Problem details —
All lines holding the string "JSON" are to be shown.

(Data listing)
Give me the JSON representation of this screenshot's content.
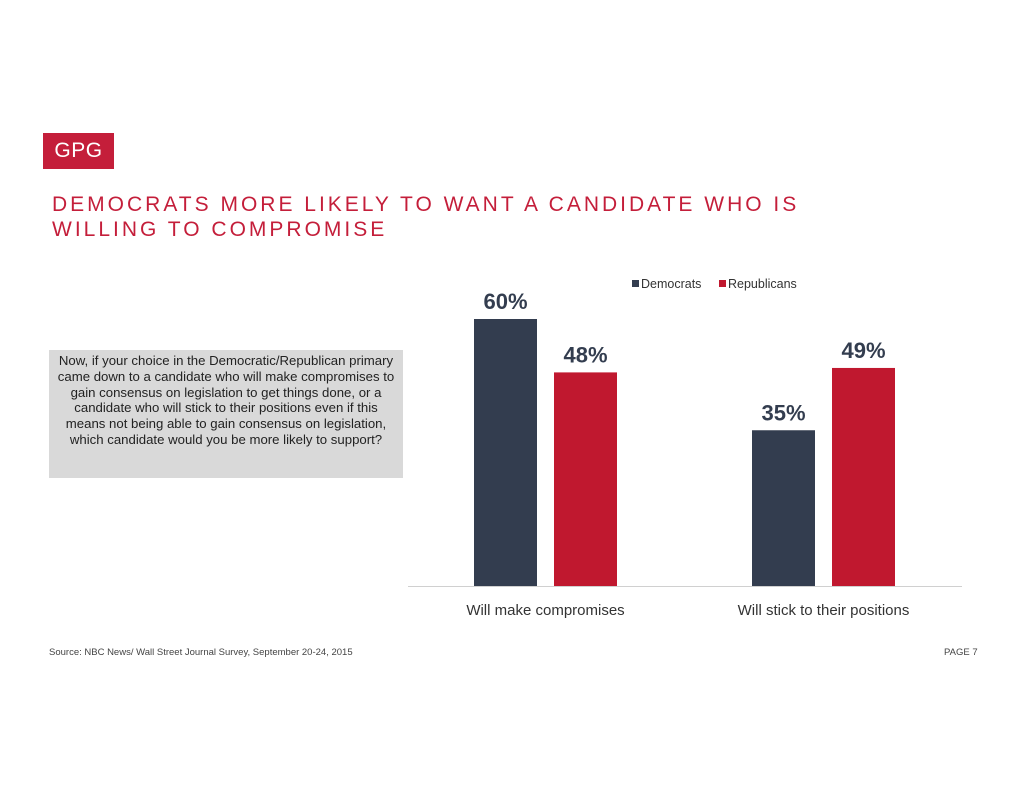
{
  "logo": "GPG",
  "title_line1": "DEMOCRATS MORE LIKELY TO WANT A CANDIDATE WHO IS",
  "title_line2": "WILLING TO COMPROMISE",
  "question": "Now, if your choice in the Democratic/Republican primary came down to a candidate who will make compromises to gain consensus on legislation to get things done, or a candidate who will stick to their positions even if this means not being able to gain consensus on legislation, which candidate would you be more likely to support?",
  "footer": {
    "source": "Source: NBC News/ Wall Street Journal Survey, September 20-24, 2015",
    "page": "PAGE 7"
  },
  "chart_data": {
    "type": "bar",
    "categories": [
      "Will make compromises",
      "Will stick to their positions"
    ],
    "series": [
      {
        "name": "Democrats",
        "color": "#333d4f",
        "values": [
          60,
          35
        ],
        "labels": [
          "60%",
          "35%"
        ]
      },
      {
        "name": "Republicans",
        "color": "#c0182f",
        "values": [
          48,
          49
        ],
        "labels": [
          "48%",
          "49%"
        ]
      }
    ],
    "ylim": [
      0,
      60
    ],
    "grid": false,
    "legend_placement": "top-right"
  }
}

...

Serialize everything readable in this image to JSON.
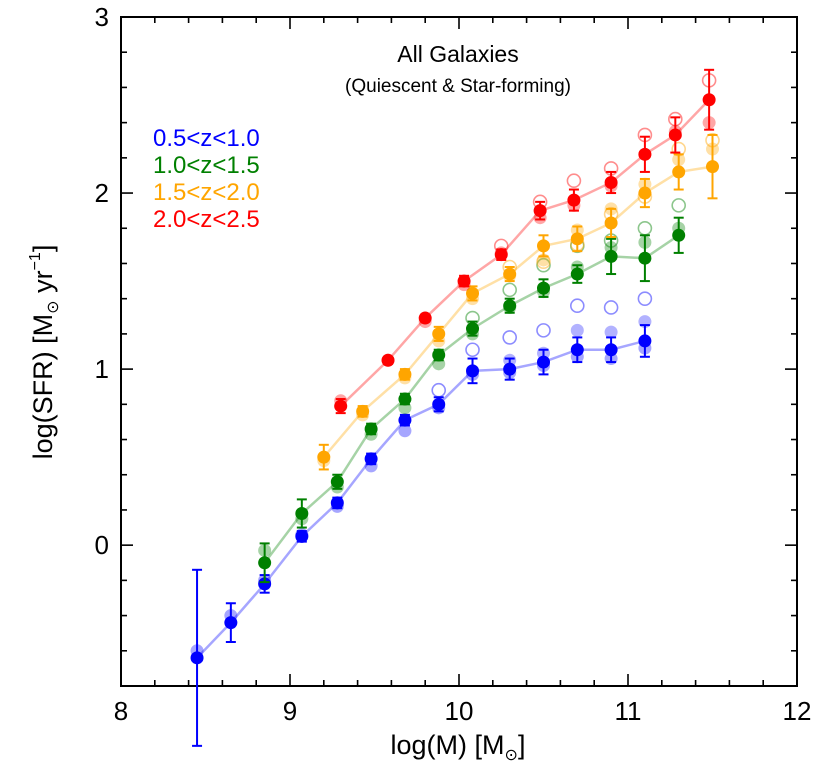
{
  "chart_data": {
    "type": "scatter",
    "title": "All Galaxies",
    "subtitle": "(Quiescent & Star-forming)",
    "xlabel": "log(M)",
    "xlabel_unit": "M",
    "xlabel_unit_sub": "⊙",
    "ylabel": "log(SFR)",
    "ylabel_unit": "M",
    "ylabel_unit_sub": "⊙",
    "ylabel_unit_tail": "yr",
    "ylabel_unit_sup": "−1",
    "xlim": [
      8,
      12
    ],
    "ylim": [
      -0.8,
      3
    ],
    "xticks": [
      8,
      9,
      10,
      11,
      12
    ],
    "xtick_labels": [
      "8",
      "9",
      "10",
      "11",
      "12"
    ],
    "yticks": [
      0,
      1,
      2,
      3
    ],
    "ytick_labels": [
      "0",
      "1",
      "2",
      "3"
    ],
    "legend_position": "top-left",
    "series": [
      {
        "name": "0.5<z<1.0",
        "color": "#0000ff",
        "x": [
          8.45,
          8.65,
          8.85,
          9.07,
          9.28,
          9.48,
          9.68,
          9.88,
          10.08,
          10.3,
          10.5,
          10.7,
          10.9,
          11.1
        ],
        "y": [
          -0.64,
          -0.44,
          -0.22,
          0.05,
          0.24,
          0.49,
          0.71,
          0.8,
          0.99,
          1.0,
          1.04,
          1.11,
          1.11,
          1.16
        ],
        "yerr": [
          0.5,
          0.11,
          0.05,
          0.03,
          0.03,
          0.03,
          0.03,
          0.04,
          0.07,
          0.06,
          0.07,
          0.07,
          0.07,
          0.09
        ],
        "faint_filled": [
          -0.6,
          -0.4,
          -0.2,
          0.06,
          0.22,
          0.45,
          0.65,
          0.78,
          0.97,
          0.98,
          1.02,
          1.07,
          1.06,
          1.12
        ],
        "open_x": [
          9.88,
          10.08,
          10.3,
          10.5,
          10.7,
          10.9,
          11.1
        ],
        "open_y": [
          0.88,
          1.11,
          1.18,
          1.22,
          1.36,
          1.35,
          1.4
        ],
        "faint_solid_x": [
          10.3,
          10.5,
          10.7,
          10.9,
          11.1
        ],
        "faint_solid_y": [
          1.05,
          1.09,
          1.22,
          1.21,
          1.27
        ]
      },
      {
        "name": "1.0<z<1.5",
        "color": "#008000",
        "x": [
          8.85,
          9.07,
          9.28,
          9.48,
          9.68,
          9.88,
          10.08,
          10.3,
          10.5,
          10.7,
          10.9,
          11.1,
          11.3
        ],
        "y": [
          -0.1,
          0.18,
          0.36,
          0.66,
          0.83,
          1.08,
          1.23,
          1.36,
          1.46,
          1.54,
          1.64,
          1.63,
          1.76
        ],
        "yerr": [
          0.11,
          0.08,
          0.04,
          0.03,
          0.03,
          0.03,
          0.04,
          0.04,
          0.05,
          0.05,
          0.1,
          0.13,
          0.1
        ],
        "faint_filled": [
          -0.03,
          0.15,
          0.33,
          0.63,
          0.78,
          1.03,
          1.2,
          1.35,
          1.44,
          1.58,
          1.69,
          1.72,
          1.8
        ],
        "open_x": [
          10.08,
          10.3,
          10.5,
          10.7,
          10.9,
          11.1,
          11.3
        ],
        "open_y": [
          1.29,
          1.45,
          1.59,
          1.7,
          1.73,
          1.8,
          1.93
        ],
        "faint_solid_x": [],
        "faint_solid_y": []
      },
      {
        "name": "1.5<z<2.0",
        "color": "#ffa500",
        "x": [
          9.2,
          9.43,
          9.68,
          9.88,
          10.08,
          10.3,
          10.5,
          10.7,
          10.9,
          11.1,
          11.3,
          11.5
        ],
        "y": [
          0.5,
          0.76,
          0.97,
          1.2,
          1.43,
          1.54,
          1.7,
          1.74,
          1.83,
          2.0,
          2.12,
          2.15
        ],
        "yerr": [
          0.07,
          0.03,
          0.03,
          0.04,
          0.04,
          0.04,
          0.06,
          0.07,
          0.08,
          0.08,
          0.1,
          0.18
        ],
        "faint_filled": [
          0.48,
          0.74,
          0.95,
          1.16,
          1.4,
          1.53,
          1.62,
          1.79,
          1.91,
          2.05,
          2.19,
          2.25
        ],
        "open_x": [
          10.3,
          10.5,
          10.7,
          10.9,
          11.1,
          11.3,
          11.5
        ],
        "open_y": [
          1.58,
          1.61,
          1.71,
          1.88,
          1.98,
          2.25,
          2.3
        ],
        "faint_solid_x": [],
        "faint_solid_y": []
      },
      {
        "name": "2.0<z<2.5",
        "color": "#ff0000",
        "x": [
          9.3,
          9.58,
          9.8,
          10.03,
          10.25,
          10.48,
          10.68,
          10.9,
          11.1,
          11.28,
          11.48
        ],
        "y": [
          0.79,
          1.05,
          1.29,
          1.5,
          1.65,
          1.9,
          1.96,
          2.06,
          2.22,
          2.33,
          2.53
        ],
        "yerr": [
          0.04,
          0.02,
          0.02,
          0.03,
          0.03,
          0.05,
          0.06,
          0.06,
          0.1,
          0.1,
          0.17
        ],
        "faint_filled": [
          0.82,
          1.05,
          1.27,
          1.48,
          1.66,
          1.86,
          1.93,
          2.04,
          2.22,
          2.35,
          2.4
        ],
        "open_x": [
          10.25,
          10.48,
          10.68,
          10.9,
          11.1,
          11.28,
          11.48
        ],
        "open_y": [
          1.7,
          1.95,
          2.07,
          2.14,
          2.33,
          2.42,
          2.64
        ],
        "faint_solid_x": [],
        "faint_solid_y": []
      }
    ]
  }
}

--

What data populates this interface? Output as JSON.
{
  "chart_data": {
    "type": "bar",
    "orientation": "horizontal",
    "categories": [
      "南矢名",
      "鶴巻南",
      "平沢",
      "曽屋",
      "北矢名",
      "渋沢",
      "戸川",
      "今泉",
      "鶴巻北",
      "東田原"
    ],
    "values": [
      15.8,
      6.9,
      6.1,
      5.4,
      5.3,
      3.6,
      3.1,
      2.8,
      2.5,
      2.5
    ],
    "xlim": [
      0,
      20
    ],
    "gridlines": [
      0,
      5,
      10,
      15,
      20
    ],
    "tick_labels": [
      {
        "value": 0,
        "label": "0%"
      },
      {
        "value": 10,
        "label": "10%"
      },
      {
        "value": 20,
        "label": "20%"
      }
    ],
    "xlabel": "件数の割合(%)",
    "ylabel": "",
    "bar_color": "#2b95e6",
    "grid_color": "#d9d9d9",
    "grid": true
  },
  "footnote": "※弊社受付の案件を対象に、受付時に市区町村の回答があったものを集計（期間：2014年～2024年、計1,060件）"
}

Solution to this problem —
Give me the JSON representation of this screenshot's content.
Serialize everything readable in this image to JSON.
What data populates this interface? Output as JSON.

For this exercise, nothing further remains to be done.